Work item: The answer must be every line below that holds the word "cases".

Entries supplied:
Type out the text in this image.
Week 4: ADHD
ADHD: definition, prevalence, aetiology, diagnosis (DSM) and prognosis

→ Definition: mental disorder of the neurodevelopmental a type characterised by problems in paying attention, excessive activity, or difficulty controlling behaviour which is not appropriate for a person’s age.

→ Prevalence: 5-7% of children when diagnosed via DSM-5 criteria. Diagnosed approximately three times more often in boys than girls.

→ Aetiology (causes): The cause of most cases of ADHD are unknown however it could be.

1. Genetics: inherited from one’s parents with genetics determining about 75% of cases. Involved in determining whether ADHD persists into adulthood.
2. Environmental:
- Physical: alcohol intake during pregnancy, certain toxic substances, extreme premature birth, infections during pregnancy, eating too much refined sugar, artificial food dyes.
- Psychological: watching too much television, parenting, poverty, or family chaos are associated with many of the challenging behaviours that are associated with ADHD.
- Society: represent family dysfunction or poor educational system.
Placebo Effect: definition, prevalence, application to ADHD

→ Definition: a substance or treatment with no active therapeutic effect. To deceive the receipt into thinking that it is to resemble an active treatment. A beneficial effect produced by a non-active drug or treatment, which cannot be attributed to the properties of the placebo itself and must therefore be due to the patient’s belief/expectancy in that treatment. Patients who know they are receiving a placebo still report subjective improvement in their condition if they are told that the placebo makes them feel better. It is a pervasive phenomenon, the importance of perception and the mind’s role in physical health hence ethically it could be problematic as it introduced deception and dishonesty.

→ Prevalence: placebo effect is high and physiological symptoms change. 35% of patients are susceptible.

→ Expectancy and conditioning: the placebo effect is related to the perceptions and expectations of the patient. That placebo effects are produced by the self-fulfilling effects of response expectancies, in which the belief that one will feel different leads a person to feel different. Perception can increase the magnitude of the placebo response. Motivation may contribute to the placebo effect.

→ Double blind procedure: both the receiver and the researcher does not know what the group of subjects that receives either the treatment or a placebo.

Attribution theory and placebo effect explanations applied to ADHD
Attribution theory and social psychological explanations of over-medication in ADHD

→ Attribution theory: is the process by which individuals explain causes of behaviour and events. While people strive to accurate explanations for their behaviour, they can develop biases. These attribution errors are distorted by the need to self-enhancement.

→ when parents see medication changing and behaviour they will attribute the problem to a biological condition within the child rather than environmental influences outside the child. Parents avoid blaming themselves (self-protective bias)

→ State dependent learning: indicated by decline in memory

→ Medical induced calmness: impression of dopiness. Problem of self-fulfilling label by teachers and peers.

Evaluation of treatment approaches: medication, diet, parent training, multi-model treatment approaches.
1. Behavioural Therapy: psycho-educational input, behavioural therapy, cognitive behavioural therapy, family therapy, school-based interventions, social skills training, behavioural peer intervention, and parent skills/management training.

Your solution:
→ Aetiology (causes): The cause of most cases of ADHD are unknown however it could be.
1. Genetics: inherited from one’s parents with genetics determining about 75% of cases. Involved in determining whether ADHD persists into adulthood.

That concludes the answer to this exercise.